| What needs to be done |
In the piece on birds and birders below, condense the paragraph beginning "These mostly black tropical creatures" into one or two shorter sentences that keep its main facts.

| Provided text |
•••

I love birds. It's just birders I have a problem with. I can't seem to empathise with their ardour, focus, totally singular concentration - and total lack of 'come on now, crack a smile!' And that's without mentioning the Hubble Space telescopes they always seem to bring with them - or their looks.
Have you noticed that by dint of undiverted concentration over the decades, they've not only come to resemble the quarry of their heart's desires - beaked noses, pee-holes-in-a-snowbank eyes - they actually surpass them? They're more avian than their winged delights.
OK, after that introduction, here are just a few of the odder birds - non-human - I've met along the way.
The Frigate Bird
These mostly black tropical creatures can reach almost four feet in length with a seven-foot wingspan. But what most distinguishes them is the huge red balloon that males inflate below their beaks to attract the belles of the ornithological world when they're in heat.
Known as the gular sac, it requires a lot of energy and about eight hours to reach full inflation, and a pretty long time to deflate, too, when the wrinkled red skin sags beneath the beak in a serious case of brewers' droop.

•••

| Extracted material |
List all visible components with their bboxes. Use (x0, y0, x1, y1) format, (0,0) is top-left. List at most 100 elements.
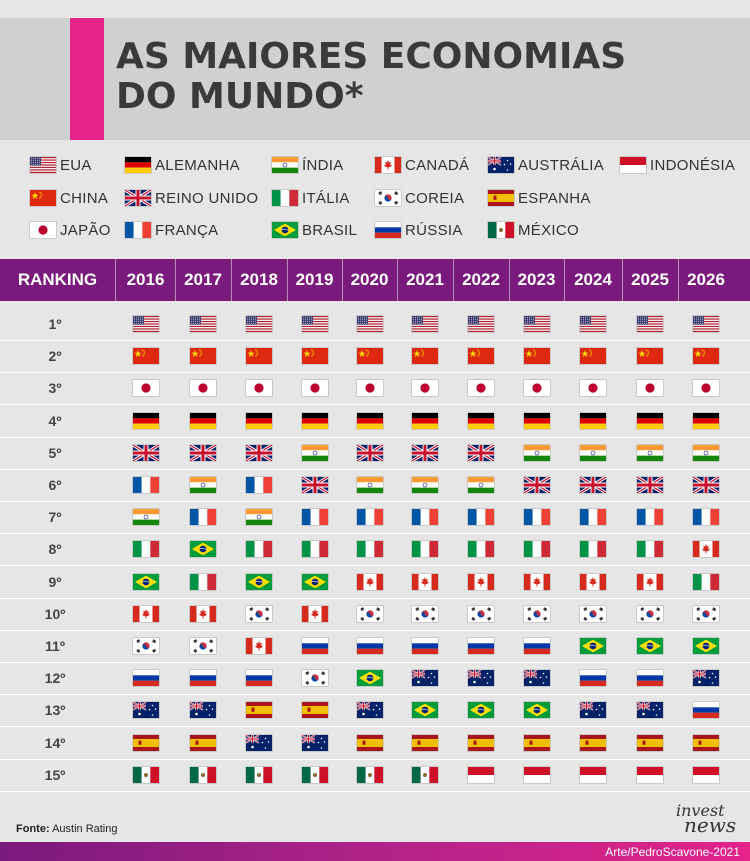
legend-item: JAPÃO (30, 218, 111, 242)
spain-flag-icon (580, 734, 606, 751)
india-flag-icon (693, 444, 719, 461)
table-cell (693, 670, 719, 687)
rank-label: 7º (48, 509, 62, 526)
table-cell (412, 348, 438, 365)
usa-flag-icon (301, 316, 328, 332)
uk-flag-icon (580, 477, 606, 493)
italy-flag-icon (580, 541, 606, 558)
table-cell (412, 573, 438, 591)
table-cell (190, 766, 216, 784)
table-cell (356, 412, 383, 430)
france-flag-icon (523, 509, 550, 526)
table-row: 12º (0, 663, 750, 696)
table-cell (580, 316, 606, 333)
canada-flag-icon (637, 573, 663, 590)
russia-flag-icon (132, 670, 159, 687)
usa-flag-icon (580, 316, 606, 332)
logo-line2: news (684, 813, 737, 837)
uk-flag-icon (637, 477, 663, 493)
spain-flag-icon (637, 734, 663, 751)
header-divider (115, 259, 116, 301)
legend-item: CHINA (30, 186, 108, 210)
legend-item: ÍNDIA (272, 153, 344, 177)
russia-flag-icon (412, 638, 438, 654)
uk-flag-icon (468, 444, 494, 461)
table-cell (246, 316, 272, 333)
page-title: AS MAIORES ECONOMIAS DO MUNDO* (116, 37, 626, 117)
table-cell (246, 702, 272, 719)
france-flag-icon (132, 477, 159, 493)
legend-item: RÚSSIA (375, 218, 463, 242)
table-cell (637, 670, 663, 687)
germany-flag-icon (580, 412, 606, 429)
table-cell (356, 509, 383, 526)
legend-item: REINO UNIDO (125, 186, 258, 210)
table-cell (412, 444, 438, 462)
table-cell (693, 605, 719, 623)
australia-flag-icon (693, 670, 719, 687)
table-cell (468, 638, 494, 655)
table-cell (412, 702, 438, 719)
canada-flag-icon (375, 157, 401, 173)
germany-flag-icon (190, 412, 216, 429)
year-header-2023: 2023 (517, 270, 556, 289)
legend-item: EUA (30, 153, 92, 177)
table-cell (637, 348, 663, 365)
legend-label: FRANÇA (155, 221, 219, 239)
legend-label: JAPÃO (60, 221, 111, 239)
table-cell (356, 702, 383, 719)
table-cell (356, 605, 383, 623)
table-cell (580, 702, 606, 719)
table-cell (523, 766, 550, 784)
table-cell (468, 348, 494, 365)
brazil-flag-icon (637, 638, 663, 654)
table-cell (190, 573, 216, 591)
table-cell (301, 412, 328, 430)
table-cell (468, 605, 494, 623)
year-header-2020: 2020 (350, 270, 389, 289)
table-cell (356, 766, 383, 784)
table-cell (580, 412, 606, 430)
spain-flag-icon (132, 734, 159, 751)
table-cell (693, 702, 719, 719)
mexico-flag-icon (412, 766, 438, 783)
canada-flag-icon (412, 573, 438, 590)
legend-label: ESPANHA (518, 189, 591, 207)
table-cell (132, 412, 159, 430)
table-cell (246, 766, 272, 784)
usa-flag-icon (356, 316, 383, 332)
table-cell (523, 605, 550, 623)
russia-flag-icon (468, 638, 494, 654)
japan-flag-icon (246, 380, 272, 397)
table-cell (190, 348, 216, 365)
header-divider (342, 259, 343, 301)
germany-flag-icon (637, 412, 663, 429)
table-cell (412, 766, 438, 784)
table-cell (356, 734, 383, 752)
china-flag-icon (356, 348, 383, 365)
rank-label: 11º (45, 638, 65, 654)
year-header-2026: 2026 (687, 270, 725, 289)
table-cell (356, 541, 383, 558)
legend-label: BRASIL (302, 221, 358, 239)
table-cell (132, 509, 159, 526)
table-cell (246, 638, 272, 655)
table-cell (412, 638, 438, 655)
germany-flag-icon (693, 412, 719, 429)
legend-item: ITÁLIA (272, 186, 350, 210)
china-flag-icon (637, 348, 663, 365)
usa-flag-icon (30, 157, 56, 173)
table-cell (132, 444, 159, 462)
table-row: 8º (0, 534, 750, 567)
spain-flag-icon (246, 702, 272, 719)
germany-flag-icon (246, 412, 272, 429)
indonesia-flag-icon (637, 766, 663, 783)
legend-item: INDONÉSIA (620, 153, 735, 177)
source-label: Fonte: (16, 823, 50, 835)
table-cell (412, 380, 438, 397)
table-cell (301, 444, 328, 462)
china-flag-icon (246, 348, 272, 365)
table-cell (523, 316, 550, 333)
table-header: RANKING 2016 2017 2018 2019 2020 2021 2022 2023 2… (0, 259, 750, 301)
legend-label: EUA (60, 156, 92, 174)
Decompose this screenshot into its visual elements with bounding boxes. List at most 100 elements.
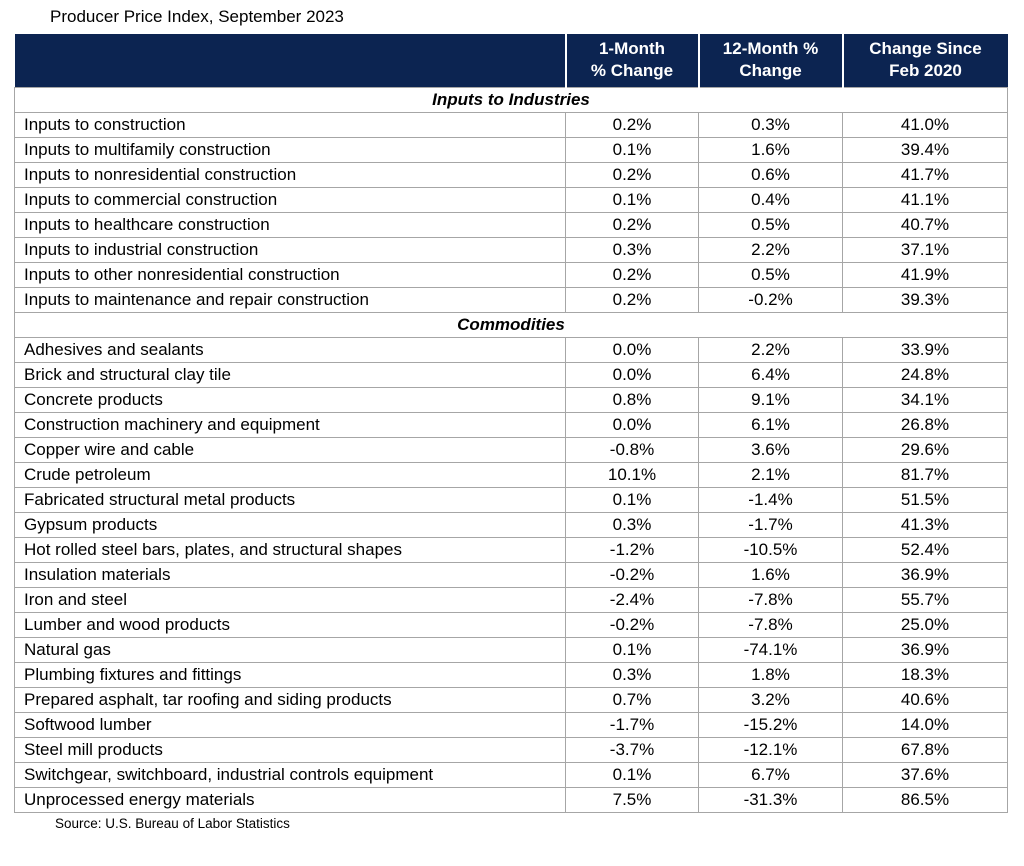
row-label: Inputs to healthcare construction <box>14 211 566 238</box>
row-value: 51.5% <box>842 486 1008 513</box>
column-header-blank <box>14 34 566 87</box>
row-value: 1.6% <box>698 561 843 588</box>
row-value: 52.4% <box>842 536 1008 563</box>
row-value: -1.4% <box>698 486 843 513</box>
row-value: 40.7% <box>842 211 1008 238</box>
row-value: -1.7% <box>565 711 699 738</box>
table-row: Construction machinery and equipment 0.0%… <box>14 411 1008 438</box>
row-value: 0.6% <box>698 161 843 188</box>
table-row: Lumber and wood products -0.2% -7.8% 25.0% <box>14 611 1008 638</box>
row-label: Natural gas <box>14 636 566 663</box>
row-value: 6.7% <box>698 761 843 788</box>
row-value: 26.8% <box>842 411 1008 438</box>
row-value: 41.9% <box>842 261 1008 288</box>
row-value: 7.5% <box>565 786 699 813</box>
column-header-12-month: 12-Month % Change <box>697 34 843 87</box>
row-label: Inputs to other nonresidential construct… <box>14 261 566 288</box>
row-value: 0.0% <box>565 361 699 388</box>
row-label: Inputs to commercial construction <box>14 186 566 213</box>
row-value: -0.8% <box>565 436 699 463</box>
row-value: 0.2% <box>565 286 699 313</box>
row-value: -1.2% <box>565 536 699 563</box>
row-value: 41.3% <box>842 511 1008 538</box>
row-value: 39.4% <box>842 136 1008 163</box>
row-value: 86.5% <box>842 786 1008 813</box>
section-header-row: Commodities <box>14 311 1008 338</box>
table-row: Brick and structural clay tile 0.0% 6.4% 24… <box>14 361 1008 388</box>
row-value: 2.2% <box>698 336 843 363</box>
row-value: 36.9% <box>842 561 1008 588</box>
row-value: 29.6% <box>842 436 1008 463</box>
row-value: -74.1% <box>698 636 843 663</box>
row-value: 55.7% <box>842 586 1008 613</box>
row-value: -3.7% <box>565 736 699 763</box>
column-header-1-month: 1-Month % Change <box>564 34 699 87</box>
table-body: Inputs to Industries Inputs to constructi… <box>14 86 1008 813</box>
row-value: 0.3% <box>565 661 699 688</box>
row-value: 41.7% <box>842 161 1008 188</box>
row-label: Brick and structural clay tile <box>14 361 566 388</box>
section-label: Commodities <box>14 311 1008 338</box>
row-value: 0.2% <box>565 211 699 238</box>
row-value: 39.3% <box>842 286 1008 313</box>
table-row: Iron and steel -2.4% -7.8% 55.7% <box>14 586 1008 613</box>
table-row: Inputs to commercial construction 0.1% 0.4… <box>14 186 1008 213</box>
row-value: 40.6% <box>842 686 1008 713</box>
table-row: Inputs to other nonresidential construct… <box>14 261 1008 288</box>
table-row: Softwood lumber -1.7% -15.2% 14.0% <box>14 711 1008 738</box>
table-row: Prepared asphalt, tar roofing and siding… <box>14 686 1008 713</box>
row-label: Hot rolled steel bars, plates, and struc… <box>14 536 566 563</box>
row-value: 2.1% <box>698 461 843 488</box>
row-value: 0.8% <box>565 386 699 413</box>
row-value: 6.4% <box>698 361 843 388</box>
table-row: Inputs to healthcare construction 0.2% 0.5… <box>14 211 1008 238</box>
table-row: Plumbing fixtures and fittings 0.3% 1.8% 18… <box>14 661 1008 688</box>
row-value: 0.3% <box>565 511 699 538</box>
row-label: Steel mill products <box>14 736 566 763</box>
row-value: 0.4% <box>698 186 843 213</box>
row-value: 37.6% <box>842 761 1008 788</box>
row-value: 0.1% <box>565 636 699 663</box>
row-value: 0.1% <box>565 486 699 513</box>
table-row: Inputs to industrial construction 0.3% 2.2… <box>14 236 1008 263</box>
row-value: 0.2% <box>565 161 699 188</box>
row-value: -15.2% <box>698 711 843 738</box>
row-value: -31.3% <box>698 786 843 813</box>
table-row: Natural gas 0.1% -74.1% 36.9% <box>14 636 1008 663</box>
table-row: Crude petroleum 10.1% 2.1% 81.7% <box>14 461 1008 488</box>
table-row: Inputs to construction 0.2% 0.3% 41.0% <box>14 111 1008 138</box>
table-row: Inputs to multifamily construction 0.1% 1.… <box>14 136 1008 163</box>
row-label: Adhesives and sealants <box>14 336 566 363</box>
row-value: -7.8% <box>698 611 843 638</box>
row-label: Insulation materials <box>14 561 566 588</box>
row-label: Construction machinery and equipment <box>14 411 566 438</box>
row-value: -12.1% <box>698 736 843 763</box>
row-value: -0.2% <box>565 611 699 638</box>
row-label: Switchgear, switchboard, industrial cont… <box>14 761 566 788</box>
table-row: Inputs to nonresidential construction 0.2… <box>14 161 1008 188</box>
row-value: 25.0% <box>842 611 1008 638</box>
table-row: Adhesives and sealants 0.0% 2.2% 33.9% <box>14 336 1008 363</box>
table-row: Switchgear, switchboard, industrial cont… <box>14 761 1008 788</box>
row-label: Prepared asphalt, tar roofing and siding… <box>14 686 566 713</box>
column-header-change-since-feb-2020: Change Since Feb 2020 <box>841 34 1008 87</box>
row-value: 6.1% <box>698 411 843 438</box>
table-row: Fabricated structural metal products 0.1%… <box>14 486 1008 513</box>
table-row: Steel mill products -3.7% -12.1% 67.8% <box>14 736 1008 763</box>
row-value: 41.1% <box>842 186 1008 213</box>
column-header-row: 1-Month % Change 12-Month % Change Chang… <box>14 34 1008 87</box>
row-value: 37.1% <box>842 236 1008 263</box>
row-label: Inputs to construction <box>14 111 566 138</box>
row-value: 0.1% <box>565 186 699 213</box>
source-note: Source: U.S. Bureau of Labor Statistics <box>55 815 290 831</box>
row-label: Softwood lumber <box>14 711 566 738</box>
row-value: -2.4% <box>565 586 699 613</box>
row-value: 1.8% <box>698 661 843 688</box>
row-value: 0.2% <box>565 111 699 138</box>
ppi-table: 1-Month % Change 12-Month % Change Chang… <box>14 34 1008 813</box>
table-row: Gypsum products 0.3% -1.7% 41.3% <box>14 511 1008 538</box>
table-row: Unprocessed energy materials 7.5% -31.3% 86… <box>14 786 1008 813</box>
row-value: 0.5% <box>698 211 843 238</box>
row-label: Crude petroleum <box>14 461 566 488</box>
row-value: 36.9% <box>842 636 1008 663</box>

•••

| Result |
Frigate birds are mostly black tropical birds that can grow almost four feet long, with a seven-foot wingspan. They are best known for the huge red balloon that males inflate below their beaks to attract females when they're in heat.